Word for word, repeat the entries, minus the pictures.

■ Excerpted data ■
------------------------------
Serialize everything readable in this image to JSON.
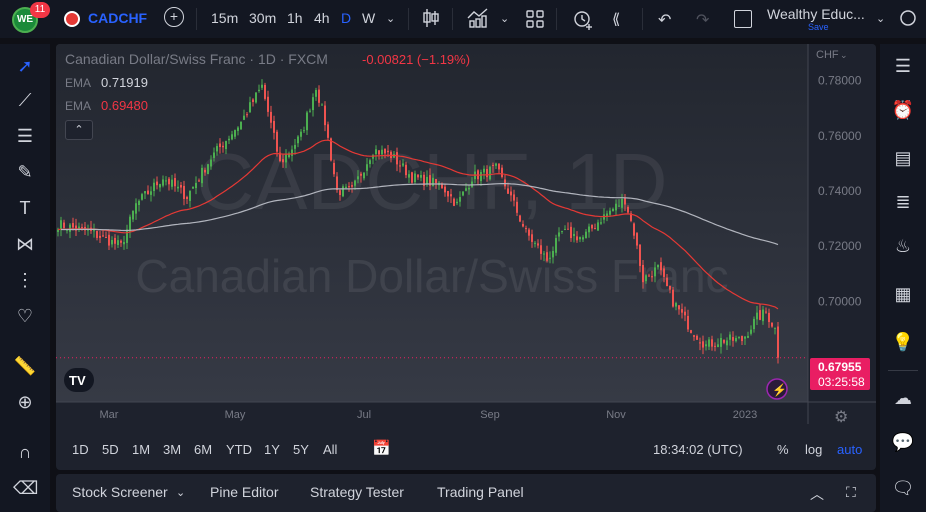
{
  "topbar": {
    "notif_count": "11",
    "symbol": "CADCHF",
    "intervals": [
      "15m",
      "30m",
      "1h",
      "4h",
      "D",
      "W"
    ],
    "active_interval": "D",
    "layout_name": "Wealthy Educ...",
    "save_label": "Save"
  },
  "legend": {
    "title": "Canadian Dollar/Swiss Franc · 1D · FXCM",
    "change": "-0.00821 (−1.19%)",
    "ema1_label": "EMA",
    "ema1_value": "0.71919",
    "ema2_label": "EMA",
    "ema2_value": "0.69480"
  },
  "watermark": {
    "line1": "CADCHF, 1D",
    "line2": "Canadian Dollar/Swiss Franc"
  },
  "price_axis": {
    "currency": "CHF",
    "last_price": "0.67955",
    "countdown": "03:25:58"
  },
  "timeframes": [
    "1D",
    "5D",
    "1M",
    "3M",
    "6M",
    "YTD",
    "1Y",
    "5Y",
    "All"
  ],
  "time_status": {
    "clock": "18:34:02 (UTC)",
    "percent": "%",
    "log": "log",
    "auto": "auto"
  },
  "bottom_tabs": [
    "Stock Screener",
    "Pine Editor",
    "Strategy Tester",
    "Trading Panel"
  ],
  "colors": {
    "up": "#26a69a",
    "down": "#ef5350",
    "up_candle": "#4caf50",
    "ema_fast": "#e53935",
    "ema_slow": "#b2b5be",
    "accent": "#2962ff",
    "price_label": "#e91e63"
  },
  "chart_data": {
    "type": "candlestick",
    "title": "CADCHF, 1D",
    "y_ticks": [
      "0.78000",
      "0.76000",
      "0.74000",
      "0.72000",
      "0.70000"
    ],
    "y_tick_values": [
      0.78,
      0.76,
      0.74,
      0.72,
      0.7
    ],
    "ylim": [
      0.6635,
      0.7933
    ],
    "x_ticks": [
      "Mar",
      "May",
      "Jul",
      "Sep",
      "Nov",
      "2023"
    ],
    "x_tick_index": [
      17,
      59,
      102,
      144,
      186,
      229
    ],
    "candle_count": 241,
    "close_path": [
      [
        0,
        0.728
      ],
      [
        11,
        0.725
      ],
      [
        21,
        0.72
      ],
      [
        26,
        0.735
      ],
      [
        35,
        0.745
      ],
      [
        43,
        0.738
      ],
      [
        51,
        0.752
      ],
      [
        61,
        0.765
      ],
      [
        68,
        0.778
      ],
      [
        74,
        0.75
      ],
      [
        81,
        0.76
      ],
      [
        86,
        0.778
      ],
      [
        89,
        0.765
      ],
      [
        93,
        0.74
      ],
      [
        98,
        0.74
      ],
      [
        105,
        0.755
      ],
      [
        111,
        0.753
      ],
      [
        118,
        0.745
      ],
      [
        128,
        0.742
      ],
      [
        133,
        0.735
      ],
      [
        138,
        0.745
      ],
      [
        146,
        0.748
      ],
      [
        150,
        0.74
      ],
      [
        156,
        0.725
      ],
      [
        163,
        0.715
      ],
      [
        168,
        0.725
      ],
      [
        175,
        0.723
      ],
      [
        181,
        0.73
      ],
      [
        189,
        0.737
      ],
      [
        192,
        0.725
      ],
      [
        195,
        0.708
      ],
      [
        200,
        0.712
      ],
      [
        205,
        0.7
      ],
      [
        211,
        0.69
      ],
      [
        216,
        0.684
      ],
      [
        221,
        0.686
      ],
      [
        228,
        0.686
      ],
      [
        233,
        0.694
      ],
      [
        236,
        0.696
      ],
      [
        239,
        0.69
      ],
      [
        240,
        0.68
      ]
    ],
    "last_close": 0.67955,
    "ema_periods": [
      50,
      200
    ]
  }
}
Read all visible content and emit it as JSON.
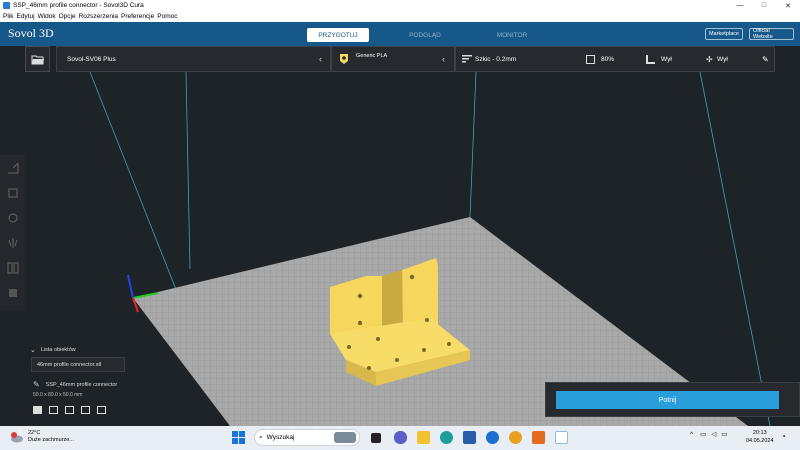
{
  "window": {
    "title": "SSP_46mm profile connector - Sovol3D Cura",
    "controls": [
      "—",
      "□",
      "✕"
    ]
  },
  "menu": [
    "Plik",
    "Edytuj",
    "Widok",
    "Opcje",
    "Rozszerzenia",
    "Preferencje",
    "Pomoc"
  ],
  "header": {
    "logo": "Sovol 3D",
    "tabs": [
      "PRZYGOTUJ",
      "PODGLĄD",
      "MONITOR"
    ],
    "active_tab": "PRZYGOTUJ",
    "marketplace": "Marketplace",
    "official_website": "Official Website"
  },
  "toolbar": {
    "printer": "Sovol-SV06 Plus",
    "material": "Generic PLA",
    "profile": "Szkic - 0.2mm",
    "infill": "80%",
    "support": "Wył",
    "adhesion": "Wył"
  },
  "objects": {
    "list_label": "Lista obiektów",
    "list_entry": "46mm profile connector.stl",
    "selected_name": "SSP_46mm profile connector",
    "dimensions": "50.0 x 80.0 x 50.0 mm"
  },
  "slice": {
    "button": "Potnij"
  },
  "taskbar": {
    "weather_temp": "22°C",
    "weather_desc": "Duże zachmurze...",
    "weather_badge": "1",
    "search_placeholder": "Wyszukaj",
    "time": "20:13",
    "date": "04.05.2024"
  },
  "colors": {
    "header_blue": "#16588a",
    "accent_blue": "#2a9ed8",
    "model_yellow": "#f6d65c",
    "build_plate": "#a9a9a9"
  }
}
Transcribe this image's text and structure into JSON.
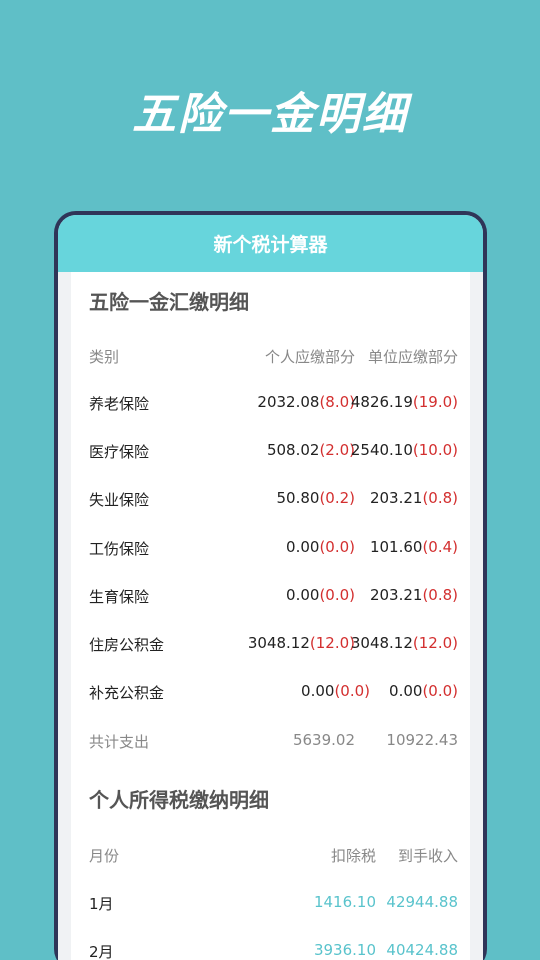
{
  "promo_title": "五险一金明细",
  "app_header": "新个税计算器",
  "insurance": {
    "title": "五险一金汇缴明细",
    "headers": [
      "类别",
      "个人应缴部分",
      "单位应缴部分"
    ],
    "rows": [
      {
        "label": "养老保险",
        "personal": "2032.08",
        "personal_pct": "(8.0)",
        "company": "4826.19",
        "company_pct": "(19.0)"
      },
      {
        "label": "医疗保险",
        "personal": "508.02",
        "personal_pct": "(2.0)",
        "company": "2540.10",
        "company_pct": "(10.0)"
      },
      {
        "label": "失业保险",
        "personal": "50.80",
        "personal_pct": "(0.2)",
        "company": "203.21",
        "company_pct": "(0.8)"
      },
      {
        "label": "工伤保险",
        "personal": "0.00",
        "personal_pct": "(0.0)",
        "company": "101.60",
        "company_pct": "(0.4)"
      },
      {
        "label": "生育保险",
        "personal": "0.00",
        "personal_pct": "(0.0)",
        "company": "203.21",
        "company_pct": "(0.8)"
      },
      {
        "label": "住房公积金",
        "personal": "3048.12",
        "personal_pct": "(12.0)",
        "company": "3048.12",
        "company_pct": "(12.0)"
      },
      {
        "label": "补充公积金",
        "personal": "0.00",
        "personal_pct": "(0.0)",
        "company": "0.00",
        "company_pct": "(0.0)"
      }
    ],
    "total": {
      "label": "共计支出",
      "personal": "5639.02",
      "company": "10922.43"
    }
  },
  "tax": {
    "title": "个人所得税缴纳明细",
    "headers": [
      "月份",
      "扣除税",
      "到手收入"
    ],
    "rows": [
      {
        "month": "1月",
        "tax": "1416.10",
        "income": "42944.88"
      },
      {
        "month": "2月",
        "tax": "3936.10",
        "income": "40424.88"
      }
    ]
  },
  "colors": {
    "background": "#5fbfc7",
    "header": "#67d5dc",
    "accent_red": "#d32f2f",
    "accent_teal": "#59c3cc",
    "phone_frame": "#2f3558"
  }
}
------------------------------
■ Task answer ■
Serialize everything readable in this image to JSON.
{
  "topbar": {
    "notif_count": "11",
    "symbol": "CADCHF",
    "intervals": [
      "15m",
      "30m",
      "1h",
      "4h",
      "D",
      "W"
    ],
    "active_interval": "D",
    "layout_name": "Wealthy Educ...",
    "save_label": "Save"
  },
  "legend": {
    "title": "Canadian Dollar/Swiss Franc · 1D · FXCM",
    "change": "-0.00821 (−1.19%)",
    "ema1_label": "EMA",
    "ema1_value": "0.71919",
    "ema2_label": "EMA",
    "ema2_value": "0.69480"
  },
  "watermark": {
    "line1": "CADCHF, 1D",
    "line2": "Canadian Dollar/Swiss Franc"
  },
  "price_axis": {
    "currency": "CHF",
    "last_price": "0.67955",
    "countdown": "03:25:58"
  },
  "timeframes": [
    "1D",
    "5D",
    "1M",
    "3M",
    "6M",
    "YTD",
    "1Y",
    "5Y",
    "All"
  ],
  "time_status": {
    "clock": "18:34:02 (UTC)",
    "percent": "%",
    "log": "log",
    "auto": "auto"
  },
  "bottom_tabs": [
    "Stock Screener",
    "Pine Editor",
    "Strategy Tester",
    "Trading Panel"
  ],
  "colors": {
    "up": "#26a69a",
    "down": "#ef5350",
    "up_candle": "#4caf50",
    "ema_fast": "#e53935",
    "ema_slow": "#b2b5be",
    "accent": "#2962ff",
    "price_label": "#e91e63"
  },
  "chart_data": {
    "type": "candlestick",
    "title": "CADCHF, 1D",
    "y_ticks": [
      "0.78000",
      "0.76000",
      "0.74000",
      "0.72000",
      "0.70000"
    ],
    "y_tick_values": [
      0.78,
      0.76,
      0.74,
      0.72,
      0.7
    ],
    "ylim": [
      0.6635,
      0.7933
    ],
    "x_ticks": [
      "Mar",
      "May",
      "Jul",
      "Sep",
      "Nov",
      "2023"
    ],
    "x_tick_index": [
      17,
      59,
      102,
      144,
      186,
      229
    ],
    "candle_count": 241,
    "close_path": [
      [
        0,
        0.728
      ],
      [
        11,
        0.725
      ],
      [
        21,
        0.72
      ],
      [
        26,
        0.735
      ],
      [
        35,
        0.745
      ],
      [
        43,
        0.738
      ],
      [
        51,
        0.752
      ],
      [
        61,
        0.765
      ],
      [
        68,
        0.778
      ],
      [
        74,
        0.75
      ],
      [
        81,
        0.76
      ],
      [
        86,
        0.778
      ],
      [
        89,
        0.765
      ],
      [
        93,
        0.74
      ],
      [
        98,
        0.74
      ],
      [
        105,
        0.755
      ],
      [
        111,
        0.753
      ],
      [
        118,
        0.745
      ],
      [
        128,
        0.742
      ],
      [
        133,
        0.735
      ],
      [
        138,
        0.745
      ],
      [
        146,
        0.748
      ],
      [
        150,
        0.74
      ],
      [
        156,
        0.725
      ],
      [
        163,
        0.715
      ],
      [
        168,
        0.725
      ],
      [
        175,
        0.723
      ],
      [
        181,
        0.73
      ],
      [
        189,
        0.737
      ],
      [
        192,
        0.725
      ],
      [
        195,
        0.708
      ],
      [
        200,
        0.712
      ],
      [
        205,
        0.7
      ],
      [
        211,
        0.69
      ],
      [
        216,
        0.684
      ],
      [
        221,
        0.686
      ],
      [
        228,
        0.686
      ],
      [
        233,
        0.694
      ],
      [
        236,
        0.696
      ],
      [
        239,
        0.69
      ],
      [
        240,
        0.68
      ]
    ],
    "last_close": 0.67955,
    "ema_periods": [
      50,
      200
    ]
  }
}
Read all visible content and emit it as JSON.
{
  "window": {
    "title": "SSP_46mm profile connector - Sovol3D Cura",
    "controls": [
      "—",
      "□",
      "✕"
    ]
  },
  "menu": [
    "Plik",
    "Edytuj",
    "Widok",
    "Opcje",
    "Rozszerzenia",
    "Preferencje",
    "Pomoc"
  ],
  "header": {
    "logo": "Sovol 3D",
    "tabs": [
      "PRZYGOTUJ",
      "PODGLĄD",
      "MONITOR"
    ],
    "active_tab": "PRZYGOTUJ",
    "marketplace": "Marketplace",
    "official_website": "Official Website"
  },
  "toolbar": {
    "printer": "Sovol-SV06 Plus",
    "material": "Generic PLA",
    "profile": "Szkic - 0.2mm",
    "infill": "80%",
    "support": "Wył",
    "adhesion": "Wył"
  },
  "objects": {
    "list_label": "Lista obiektów",
    "list_entry": "46mm profile connector.stl",
    "selected_name": "SSP_46mm profile connector",
    "dimensions": "50.0 x 80.0 x 50.0 mm"
  },
  "slice": {
    "button": "Potnij"
  },
  "taskbar": {
    "weather_temp": "22°C",
    "weather_desc": "Duże zachmurze...",
    "weather_badge": "1",
    "search_placeholder": "Wyszukaj",
    "time": "20:13",
    "date": "04.05.2024"
  },
  "colors": {
    "header_blue": "#16588a",
    "accent_blue": "#2a9ed8",
    "model_yellow": "#f6d65c",
    "build_plate": "#a9a9a9"
  }
}
Transcribe this image's text and structure into JSON.
{
  "promo_title": "五险一金明细",
  "app_header": "新个税计算器",
  "insurance": {
    "title": "五险一金汇缴明细",
    "headers": [
      "类别",
      "个人应缴部分",
      "单位应缴部分"
    ],
    "rows": [
      {
        "label": "养老保险",
        "personal": "2032.08",
        "personal_pct": "(8.0)",
        "company": "4826.19",
        "company_pct": "(19.0)"
      },
      {
        "label": "医疗保险",
        "personal": "508.02",
        "personal_pct": "(2.0)",
        "company": "2540.10",
        "company_pct": "(10.0)"
      },
      {
        "label": "失业保险",
        "personal": "50.80",
        "personal_pct": "(0.2)",
        "company": "203.21",
        "company_pct": "(0.8)"
      },
      {
        "label": "工伤保险",
        "personal": "0.00",
        "personal_pct": "(0.0)",
        "company": "101.60",
        "company_pct": "(0.4)"
      },
      {
        "label": "生育保险",
        "personal": "0.00",
        "personal_pct": "(0.0)",
        "company": "203.21",
        "company_pct": "(0.8)"
      },
      {
        "label": "住房公积金",
        "personal": "3048.12",
        "personal_pct": "(12.0)",
        "company": "3048.12",
        "company_pct": "(12.0)"
      },
      {
        "label": "补充公积金",
        "personal": "0.00",
        "personal_pct": "(0.0)",
        "company": "0.00",
        "company_pct": "(0.0)"
      }
    ],
    "total": {
      "label": "共计支出",
      "personal": "5639.02",
      "company": "10922.43"
    }
  },
  "tax": {
    "title": "个人所得税缴纳明细",
    "headers": [
      "月份",
      "扣除税",
      "到手收入"
    ],
    "rows": [
      {
        "month": "1月",
        "tax": "1416.10",
        "income": "42944.88"
      },
      {
        "month": "2月",
        "tax": "3936.10",
        "income": "40424.88"
      }
    ]
  },
  "colors": {
    "background": "#5fbfc7",
    "header": "#67d5dc",
    "accent_red": "#d32f2f",
    "accent_teal": "#59c3cc",
    "phone_frame": "#2f3558"
  }
}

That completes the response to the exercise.